*WHAT YOU HAVE TO DO*
Reproduce every line in the listing that contains the word "Средней".
------------------------------------------------------------------------
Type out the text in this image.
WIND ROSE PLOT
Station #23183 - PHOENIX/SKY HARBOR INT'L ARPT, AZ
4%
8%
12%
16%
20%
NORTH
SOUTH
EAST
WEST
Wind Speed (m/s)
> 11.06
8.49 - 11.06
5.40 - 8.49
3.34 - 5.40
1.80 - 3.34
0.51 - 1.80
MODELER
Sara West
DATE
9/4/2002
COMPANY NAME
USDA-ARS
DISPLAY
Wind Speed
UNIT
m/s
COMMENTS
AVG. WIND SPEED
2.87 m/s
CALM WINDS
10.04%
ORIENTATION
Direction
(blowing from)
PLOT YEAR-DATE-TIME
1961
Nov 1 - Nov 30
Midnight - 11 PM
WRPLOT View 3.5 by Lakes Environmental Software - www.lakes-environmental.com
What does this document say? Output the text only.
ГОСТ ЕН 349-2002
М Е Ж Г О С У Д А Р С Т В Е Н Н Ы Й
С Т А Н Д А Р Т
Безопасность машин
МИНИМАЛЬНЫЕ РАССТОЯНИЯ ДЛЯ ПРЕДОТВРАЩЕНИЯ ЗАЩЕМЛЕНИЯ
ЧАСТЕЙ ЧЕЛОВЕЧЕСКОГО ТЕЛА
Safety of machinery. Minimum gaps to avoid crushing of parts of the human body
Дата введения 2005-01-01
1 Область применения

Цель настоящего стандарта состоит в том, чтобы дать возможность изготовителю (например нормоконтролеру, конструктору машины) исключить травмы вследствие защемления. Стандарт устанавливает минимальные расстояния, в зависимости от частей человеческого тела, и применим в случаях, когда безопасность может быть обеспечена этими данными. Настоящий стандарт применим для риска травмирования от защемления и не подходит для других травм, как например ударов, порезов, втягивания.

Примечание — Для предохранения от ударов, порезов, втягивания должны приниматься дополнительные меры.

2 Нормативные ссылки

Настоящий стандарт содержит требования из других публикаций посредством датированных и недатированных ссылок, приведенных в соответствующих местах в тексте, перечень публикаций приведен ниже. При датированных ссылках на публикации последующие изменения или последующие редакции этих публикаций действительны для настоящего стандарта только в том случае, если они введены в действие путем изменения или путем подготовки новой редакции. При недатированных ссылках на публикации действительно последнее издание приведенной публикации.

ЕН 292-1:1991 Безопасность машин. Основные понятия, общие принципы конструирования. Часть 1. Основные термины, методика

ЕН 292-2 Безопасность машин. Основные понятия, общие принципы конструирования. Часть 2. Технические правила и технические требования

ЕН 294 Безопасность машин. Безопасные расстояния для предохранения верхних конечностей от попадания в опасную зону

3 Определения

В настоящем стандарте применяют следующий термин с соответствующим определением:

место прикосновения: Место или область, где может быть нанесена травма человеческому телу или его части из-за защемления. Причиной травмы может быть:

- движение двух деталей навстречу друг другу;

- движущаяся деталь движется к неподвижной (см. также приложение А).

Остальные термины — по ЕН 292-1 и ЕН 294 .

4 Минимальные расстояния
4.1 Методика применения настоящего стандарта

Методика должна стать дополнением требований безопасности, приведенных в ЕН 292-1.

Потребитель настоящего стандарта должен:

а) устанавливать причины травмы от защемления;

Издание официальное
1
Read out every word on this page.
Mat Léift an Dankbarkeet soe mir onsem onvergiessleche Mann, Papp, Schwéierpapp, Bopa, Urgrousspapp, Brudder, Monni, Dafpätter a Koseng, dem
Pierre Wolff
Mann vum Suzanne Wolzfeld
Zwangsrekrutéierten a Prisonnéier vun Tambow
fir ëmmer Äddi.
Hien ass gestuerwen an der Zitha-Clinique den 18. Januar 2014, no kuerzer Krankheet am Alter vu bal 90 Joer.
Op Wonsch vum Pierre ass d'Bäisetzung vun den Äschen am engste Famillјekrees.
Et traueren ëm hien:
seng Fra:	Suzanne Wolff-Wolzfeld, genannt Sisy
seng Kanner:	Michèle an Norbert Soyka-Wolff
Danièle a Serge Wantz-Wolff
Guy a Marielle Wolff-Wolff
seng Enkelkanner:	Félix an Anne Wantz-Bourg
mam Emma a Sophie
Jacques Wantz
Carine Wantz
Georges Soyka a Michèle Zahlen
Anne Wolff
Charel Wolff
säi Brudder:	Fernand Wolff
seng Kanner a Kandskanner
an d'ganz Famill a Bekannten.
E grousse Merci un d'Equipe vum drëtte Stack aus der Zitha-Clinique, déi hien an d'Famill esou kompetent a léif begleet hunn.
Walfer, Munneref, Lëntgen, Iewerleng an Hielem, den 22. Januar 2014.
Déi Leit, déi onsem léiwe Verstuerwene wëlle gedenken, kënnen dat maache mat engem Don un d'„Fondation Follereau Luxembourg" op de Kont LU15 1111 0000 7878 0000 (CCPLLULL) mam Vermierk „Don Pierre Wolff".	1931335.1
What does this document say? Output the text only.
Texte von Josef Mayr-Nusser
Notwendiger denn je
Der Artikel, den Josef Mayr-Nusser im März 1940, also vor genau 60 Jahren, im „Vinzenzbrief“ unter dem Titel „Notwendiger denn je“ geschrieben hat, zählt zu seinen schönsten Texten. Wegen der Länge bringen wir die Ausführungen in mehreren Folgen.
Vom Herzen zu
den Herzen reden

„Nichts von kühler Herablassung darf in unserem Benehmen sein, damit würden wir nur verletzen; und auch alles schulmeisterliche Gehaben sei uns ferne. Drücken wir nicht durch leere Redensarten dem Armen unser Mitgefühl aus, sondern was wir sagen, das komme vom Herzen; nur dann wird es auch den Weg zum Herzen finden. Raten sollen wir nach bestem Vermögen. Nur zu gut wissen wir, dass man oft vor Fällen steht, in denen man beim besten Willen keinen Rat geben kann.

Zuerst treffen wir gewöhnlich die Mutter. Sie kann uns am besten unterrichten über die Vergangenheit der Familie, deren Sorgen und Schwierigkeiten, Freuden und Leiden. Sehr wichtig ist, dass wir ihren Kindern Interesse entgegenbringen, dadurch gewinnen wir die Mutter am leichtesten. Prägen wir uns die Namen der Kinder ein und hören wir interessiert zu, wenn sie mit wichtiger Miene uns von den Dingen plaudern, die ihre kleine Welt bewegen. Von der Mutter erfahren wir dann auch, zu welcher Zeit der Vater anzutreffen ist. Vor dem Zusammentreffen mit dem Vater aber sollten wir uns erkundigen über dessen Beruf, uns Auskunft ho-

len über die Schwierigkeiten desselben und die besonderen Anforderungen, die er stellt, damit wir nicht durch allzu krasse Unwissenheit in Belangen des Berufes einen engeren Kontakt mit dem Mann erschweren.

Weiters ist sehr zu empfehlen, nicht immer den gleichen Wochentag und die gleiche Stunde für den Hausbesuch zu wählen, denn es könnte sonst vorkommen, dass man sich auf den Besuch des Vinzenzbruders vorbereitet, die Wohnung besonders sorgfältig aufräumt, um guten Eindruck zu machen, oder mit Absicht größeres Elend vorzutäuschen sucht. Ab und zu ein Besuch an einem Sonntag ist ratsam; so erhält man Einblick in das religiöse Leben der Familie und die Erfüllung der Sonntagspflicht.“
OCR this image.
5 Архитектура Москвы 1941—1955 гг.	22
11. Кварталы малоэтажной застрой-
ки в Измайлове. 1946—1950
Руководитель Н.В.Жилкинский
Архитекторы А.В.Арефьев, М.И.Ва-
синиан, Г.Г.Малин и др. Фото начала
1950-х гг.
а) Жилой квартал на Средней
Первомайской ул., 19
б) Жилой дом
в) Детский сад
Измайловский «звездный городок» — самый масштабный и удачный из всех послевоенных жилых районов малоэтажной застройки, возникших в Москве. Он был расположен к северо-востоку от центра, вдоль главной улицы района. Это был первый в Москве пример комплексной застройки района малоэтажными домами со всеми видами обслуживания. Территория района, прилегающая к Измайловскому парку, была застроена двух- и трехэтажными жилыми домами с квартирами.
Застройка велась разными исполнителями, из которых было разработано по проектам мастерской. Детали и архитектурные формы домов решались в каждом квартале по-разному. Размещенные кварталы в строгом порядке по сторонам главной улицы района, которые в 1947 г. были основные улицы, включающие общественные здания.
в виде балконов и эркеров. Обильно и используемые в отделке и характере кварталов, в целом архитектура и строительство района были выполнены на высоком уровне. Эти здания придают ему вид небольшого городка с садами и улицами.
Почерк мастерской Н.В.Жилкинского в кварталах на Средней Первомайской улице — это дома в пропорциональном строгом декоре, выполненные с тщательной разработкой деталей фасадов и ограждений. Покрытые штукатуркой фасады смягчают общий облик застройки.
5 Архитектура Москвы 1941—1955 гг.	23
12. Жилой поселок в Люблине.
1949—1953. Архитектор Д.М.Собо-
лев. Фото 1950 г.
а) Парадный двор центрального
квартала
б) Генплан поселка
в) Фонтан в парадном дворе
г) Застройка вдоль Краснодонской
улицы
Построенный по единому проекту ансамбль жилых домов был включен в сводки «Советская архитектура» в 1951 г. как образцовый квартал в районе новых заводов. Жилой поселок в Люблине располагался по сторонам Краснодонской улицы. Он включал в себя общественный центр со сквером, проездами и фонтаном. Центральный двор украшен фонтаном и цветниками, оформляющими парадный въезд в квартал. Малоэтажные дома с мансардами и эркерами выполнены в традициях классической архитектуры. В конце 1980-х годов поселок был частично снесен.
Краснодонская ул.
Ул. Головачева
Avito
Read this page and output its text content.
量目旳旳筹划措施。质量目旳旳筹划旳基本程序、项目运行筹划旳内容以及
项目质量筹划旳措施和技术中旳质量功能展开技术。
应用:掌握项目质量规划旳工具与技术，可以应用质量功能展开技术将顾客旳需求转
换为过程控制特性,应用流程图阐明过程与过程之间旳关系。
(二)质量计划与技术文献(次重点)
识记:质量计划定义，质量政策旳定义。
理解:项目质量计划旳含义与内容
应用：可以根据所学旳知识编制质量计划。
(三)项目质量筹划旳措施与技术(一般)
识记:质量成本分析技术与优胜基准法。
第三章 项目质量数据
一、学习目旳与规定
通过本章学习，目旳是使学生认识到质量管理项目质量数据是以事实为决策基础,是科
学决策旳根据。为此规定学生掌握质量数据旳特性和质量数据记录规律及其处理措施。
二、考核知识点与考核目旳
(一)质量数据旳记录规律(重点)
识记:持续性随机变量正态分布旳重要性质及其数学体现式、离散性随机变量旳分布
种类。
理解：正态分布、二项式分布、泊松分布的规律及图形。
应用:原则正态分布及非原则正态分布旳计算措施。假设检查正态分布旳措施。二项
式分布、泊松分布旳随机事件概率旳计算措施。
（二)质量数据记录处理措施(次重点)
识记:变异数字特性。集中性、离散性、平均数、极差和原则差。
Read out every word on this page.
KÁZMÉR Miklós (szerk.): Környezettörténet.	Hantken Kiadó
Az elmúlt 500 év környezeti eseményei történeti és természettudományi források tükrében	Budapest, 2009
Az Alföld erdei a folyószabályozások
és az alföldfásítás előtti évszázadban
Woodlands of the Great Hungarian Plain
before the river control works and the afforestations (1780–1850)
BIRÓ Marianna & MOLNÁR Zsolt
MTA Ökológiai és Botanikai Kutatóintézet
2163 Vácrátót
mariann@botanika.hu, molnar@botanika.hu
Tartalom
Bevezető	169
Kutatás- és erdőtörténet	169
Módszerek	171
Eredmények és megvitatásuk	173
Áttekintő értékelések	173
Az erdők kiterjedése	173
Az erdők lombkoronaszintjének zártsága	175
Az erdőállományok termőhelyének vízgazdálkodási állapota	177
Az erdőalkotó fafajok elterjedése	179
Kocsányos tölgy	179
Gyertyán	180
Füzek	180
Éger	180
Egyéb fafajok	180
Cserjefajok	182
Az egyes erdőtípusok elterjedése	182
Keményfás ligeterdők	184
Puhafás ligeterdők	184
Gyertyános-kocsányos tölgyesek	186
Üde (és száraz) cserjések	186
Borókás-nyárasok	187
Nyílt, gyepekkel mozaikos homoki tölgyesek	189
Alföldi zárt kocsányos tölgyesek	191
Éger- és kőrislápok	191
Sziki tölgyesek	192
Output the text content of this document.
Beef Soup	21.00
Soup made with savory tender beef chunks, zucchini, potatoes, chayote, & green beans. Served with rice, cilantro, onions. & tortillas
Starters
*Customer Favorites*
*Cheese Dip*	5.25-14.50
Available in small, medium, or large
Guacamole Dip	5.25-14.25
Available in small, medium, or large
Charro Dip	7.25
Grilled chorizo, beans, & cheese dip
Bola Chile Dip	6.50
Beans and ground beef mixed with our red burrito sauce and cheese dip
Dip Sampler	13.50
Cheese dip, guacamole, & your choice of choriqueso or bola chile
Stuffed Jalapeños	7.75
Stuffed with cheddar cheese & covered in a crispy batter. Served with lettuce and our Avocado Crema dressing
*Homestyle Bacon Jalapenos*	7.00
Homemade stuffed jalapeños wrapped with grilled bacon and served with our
------------------------------------------------------------------------
*SOLUTION FOR THIS PROBLEM*
а) Жилой квартал на Средней
Почерк мастерской Н.В.Жилкинского в кварталах на Средней Первомайской улице — это дома в пропорциональном строгом декоре, выполненные с тщательной разработкой деталей фасадов и ограждений. Покрытые штукатуркой фасады смягчают общий облик застройки.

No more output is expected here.